===== DATA FOR THIS EXERCISE =====

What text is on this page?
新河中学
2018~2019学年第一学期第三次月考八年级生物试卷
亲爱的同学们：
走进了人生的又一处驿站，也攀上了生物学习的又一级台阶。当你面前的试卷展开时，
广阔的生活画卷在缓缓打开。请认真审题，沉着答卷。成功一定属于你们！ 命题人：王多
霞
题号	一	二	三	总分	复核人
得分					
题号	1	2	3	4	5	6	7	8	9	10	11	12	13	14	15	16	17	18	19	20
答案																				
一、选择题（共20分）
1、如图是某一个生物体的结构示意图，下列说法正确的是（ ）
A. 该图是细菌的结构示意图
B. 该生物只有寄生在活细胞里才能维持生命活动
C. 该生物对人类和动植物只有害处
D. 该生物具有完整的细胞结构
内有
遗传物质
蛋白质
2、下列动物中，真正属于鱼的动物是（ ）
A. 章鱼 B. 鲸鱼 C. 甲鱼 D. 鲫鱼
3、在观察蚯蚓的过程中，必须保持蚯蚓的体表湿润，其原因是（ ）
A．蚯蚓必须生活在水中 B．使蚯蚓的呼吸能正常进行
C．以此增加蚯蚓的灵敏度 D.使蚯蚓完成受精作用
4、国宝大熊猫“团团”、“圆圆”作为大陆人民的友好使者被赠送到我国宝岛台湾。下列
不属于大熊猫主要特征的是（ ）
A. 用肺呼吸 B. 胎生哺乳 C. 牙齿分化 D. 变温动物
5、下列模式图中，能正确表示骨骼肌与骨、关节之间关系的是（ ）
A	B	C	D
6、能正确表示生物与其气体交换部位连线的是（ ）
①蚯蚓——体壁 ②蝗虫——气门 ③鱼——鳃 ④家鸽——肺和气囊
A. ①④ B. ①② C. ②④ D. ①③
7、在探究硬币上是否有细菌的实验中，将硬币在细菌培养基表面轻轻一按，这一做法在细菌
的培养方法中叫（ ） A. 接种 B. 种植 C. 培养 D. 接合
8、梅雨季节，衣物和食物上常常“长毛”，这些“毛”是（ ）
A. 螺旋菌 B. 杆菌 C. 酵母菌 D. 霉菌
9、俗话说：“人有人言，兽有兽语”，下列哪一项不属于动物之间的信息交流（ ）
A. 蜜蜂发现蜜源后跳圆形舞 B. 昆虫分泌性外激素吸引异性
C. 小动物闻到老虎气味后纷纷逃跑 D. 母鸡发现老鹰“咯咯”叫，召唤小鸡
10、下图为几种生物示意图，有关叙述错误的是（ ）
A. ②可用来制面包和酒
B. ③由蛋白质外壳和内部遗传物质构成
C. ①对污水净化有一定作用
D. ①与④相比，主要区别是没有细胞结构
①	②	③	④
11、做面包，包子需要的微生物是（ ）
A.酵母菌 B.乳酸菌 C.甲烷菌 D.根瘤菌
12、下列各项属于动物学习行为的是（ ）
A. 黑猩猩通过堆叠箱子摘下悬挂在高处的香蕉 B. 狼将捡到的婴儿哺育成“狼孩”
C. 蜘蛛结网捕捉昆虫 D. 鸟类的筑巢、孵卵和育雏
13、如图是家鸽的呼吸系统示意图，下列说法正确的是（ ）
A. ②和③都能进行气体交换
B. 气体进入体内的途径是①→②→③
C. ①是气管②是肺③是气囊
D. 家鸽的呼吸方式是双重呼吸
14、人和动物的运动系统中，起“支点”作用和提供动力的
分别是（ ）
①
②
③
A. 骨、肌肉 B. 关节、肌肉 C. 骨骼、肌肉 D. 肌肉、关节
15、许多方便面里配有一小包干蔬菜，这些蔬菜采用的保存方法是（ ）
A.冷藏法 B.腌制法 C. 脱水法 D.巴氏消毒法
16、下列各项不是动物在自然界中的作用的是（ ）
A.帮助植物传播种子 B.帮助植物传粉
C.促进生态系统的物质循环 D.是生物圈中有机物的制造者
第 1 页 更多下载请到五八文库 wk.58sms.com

=====

**SHORT PROBLEM:** Transcribe all of the material exactly. Omit nothing.

**FULL SOLUTION:**
What text is on this page?
新河中学
2018~2019学年第一学期第三次月考八年级生物试卷
亲爱的同学们：
走进了人生的又一处驿站，也攀上了生物学习的又一级台阶。当你面前的试卷展开时，
广阔的生活画卷在缓缓打开。请认真审题，沉着答卷。成功一定属于你们！ 命题人：王多
霞
题号	一	二	三	总分	复核人
得分					
题号	1	2	3	4	5	6	7	8	9	10	11	12	13	14	15	16	17	18	19	20
答案																				
一、选择题（共20分）
1、如图是某一个生物体的结构示意图，下列说法正确的是（ ）
A. 该图是细菌的结构示意图
B. 该生物只有寄生在活细胞里才能维持生命活动
C. 该生物对人类和动植物只有害处
D. 该生物具有完整的细胞结构
内有
遗传物质
蛋白质
2、下列动物中，真正属于鱼的动物是（ ）
A. 章鱼 B. 鲸鱼 C. 甲鱼 D. 鲫鱼
3、在观察蚯蚓的过程中，必须保持蚯蚓的体表湿润，其原因是（ ）
A．蚯蚓必须生活在水中 B．使蚯蚓的呼吸能正常进行
C．以此增加蚯蚓的灵敏度 D.使蚯蚓完成受精作用
4、国宝大熊猫“团团”、“圆圆”作为大陆人民的友好使者被赠送到我国宝岛台湾。下列
不属于大熊猫主要特征的是（ ）
A. 用肺呼吸 B. 胎生哺乳 C. 牙齿分化 D. 变温动物
5、下列模式图中，能正确表示骨骼肌与骨、关节之间关系的是（ ）
A	B	C	D
6、能正确表示生物与其气体交换部位连线的是（ ）
①蚯蚓——体壁 ②蝗虫——气门 ③鱼——鳃 ④家鸽——肺和气囊
A. ①④ B. ①② C. ②④ D. ①③
7、在探究硬币上是否有细菌的实验中，将硬币在细菌培养基表面轻轻一按，这一做法在细菌
的培养方法中叫（ ） A. 接种 B. 种植 C. 培养 D. 接合
8、梅雨季节，衣物和食物上常常“长毛”，这些“毛”是（ ）
A. 螺旋菌 B. 杆菌 C. 酵母菌 D. 霉菌
9、俗话说：“人有人言，兽有兽语”，下列哪一项不属于动物之间的信息交流（ ）
A. 蜜蜂发现蜜源后跳圆形舞 B. 昆虫分泌性外激素吸引异性
C. 小动物闻到老虎气味后纷纷逃跑 D. 母鸡发现老鹰“咯咯”叫，召唤小鸡
10、下图为几种生物示意图，有关叙述错误的是（ ）
A. ②可用来制面包和酒
B. ③由蛋白质外壳和内部遗传物质构成
C. ①对污水净化有一定作用
D. ①与④相比，主要区别是没有细胞结构
①	②	③	④
11、做面包，包子需要的微生物是（ ）
A.酵母菌 B.乳酸菌 C.甲烷菌 D.根瘤菌
12、下列各项属于动物学习行为的是（ ）
A. 黑猩猩通过堆叠箱子摘下悬挂在高处的香蕉 B. 狼将捡到的婴儿哺育成“狼孩”
C. 蜘蛛结网捕捉昆虫 D. 鸟类的筑巢、孵卵和育雏
13、如图是家鸽的呼吸系统示意图，下列说法正确的是（ ）
A. ②和③都能进行气体交换
B. 气体进入体内的途径是①→②→③
C. ①是气管②是肺③是气囊
D. 家鸽的呼吸方式是双重呼吸
14、人和动物的运动系统中，起“支点”作用和提供动力的
分别是（ ）
①
②
③
A. 骨、肌肉 B. 关节、肌肉 C. 骨骼、肌肉 D. 肌肉、关节
15、许多方便面里配有一小包干蔬菜，这些蔬菜采用的保存方法是（ ）
A.冷藏法 B.腌制法 C. 脱水法 D.巴氏消毒法
16、下列各项不是动物在自然界中的作用的是（ ）
A.帮助植物传播种子 B.帮助植物传粉
C.促进生态系统的物质循环 D.是生物圈中有机物的制造者
第 1 页 更多下载请到五八文库 wk.58sms.com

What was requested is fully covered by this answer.